#### Passage to read:

▽

Now that Cristina is no longer at Grey Sloan Memorial Hospital, Maggie Pierce must step up to the plate as the new cardio-thoracic surgeon. Meredith and Maggie clash in the OR in true sister fashion as their personalities are complete opposites. Callie and Arizona debate over the use of a surrogate; Callie initially doesn't want a surrogate, but changes her mind realizing that one can't control everything. Arizona wants to shelf the idea altogether in order to become a fetal surgery fellow, which means going back to school.

April's worried about Owen being alone after Cristina's departure and decides he needs a new buddy. Jackson offers up drinks, Richard chimes in for Jenga, and Derek flat out invites him for a man-date. Owen declares himself fine, but we'll see how long that lasts. Alex and Bailey fight for Cristina's position on the board. Richard, Jackson, and Derek try to distract Owen from Cristina's departure by inviting him to hang out on a "man date thing." Meredith leans to Alex to console the loss of her best friend, which makes Jo jealous. Derek tells Meredith that he chooses her and the kids over his brain mapping initiative in Washington, D.C.

Production

On August 13, 2013, Sandra Oh revealed that she would be leaving after Season 10 of Grey's Anatomy. Thus, this is the first season in which Dr. Cristina Yang, portrayed by Sandra Oh, is not included in the main cast of characters.

Creator Shonda Rhimes on Oh's exit said, "I know Sandra pretty well. It was one of those things where I so wished it wasn't true for many reasons. For me, as a human being, I love spending time with Sandra, and as a writer, writing for Sandra is one of the best things that's ever happened to me. I would hope that it wouldn't be happening -- but I also know Sandra, and I know that it's time for her to have new challenges. I get to have new challenges all the time because I get to create other shows, but she doesn't get to do that, so I fully understood it."

On being asked about what was her takeaway from the journey by The Hollywood Reporter Oh replied, " It's Ellen's (Pompeo) line where she says, "I am not finished." What was challenging for me was, I was finishing. I spent the past year finishing to get the character to this moment. But for me, it was the specific interpretation I had of Cristina saying, "I am not finished." That speech fills me now. That speech is about how she is not finished. Anyway, I wish I said that more eloquently because I cannot tell you how much that line means to me."

Reception

Broadcast
"I Must Have Lost it on the Wind" was originally broadcast on September 25, 2014, in the United States on the American Broadcasting Company (ABC). The episodes were watched by a total of 9.81 million. In the key 18-49 demographic, the episode scored a 3.1/11 in Nielsen ratings, It was ranked 22 in overall viewership and 18 in 18-49 demographics.

△

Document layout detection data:

▽

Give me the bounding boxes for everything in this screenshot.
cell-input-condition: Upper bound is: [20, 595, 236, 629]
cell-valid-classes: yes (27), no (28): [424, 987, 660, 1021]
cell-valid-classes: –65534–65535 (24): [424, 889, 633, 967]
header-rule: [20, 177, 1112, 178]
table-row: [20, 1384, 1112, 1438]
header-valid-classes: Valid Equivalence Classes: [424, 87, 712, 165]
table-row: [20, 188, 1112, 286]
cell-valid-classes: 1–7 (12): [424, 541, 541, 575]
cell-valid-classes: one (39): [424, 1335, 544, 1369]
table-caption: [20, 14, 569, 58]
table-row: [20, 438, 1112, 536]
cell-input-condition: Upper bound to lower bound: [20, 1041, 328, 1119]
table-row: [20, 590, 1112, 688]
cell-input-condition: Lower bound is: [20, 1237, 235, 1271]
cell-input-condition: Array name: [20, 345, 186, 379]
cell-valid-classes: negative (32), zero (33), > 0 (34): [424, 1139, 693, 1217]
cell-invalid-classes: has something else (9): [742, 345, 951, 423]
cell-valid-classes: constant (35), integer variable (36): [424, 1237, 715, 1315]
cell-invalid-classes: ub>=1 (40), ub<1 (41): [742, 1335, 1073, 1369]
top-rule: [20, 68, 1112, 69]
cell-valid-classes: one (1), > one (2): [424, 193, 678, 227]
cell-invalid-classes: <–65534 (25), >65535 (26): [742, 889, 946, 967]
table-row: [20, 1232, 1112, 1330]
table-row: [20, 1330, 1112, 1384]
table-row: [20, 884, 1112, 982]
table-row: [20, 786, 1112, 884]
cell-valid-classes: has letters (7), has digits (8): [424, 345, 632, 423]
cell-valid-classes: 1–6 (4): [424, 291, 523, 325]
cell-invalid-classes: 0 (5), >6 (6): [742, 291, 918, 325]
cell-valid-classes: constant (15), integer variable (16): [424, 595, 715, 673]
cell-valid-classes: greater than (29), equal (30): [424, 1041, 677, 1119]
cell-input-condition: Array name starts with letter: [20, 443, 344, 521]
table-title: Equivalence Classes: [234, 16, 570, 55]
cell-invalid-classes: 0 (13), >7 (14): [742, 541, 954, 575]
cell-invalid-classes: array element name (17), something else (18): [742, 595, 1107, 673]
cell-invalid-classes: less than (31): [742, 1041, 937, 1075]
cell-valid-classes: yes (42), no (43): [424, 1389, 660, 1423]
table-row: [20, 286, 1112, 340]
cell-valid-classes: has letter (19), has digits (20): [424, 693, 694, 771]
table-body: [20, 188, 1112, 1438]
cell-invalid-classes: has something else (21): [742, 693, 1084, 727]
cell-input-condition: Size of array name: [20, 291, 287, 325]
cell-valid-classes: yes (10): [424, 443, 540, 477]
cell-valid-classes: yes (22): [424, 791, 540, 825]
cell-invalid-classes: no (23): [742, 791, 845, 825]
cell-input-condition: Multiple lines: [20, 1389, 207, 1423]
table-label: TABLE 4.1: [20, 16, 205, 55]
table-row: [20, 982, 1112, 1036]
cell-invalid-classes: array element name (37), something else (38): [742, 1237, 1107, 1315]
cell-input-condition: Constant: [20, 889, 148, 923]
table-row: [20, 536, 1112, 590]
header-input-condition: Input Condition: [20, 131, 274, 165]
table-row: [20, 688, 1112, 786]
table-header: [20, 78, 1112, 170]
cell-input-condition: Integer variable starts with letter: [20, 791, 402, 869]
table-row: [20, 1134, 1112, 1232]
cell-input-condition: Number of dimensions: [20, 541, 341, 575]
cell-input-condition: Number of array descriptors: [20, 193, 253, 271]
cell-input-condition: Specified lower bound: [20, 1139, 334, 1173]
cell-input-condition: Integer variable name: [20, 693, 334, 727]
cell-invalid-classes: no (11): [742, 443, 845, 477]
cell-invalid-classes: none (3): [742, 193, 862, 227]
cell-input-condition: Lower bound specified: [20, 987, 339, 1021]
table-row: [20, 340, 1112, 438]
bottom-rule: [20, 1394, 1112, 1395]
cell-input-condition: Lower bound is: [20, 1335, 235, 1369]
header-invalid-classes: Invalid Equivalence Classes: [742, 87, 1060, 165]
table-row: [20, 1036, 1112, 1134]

△

#### Required action:
Rewrite the part of the episode write-up that begins at the words "On August 13, 2013, Sandra" and stops after "cast of characters.", putting "principal cast" in place of "main cast".

#### Response to the exercise:
On August 13, 2013, Sandra Oh revealed that she would be leaving after Season 10 of Grey's Anatomy. Thus, this is the first season in which Dr. Cristina Yang, portrayed by Sandra Oh, is not included in the principal cast of characters.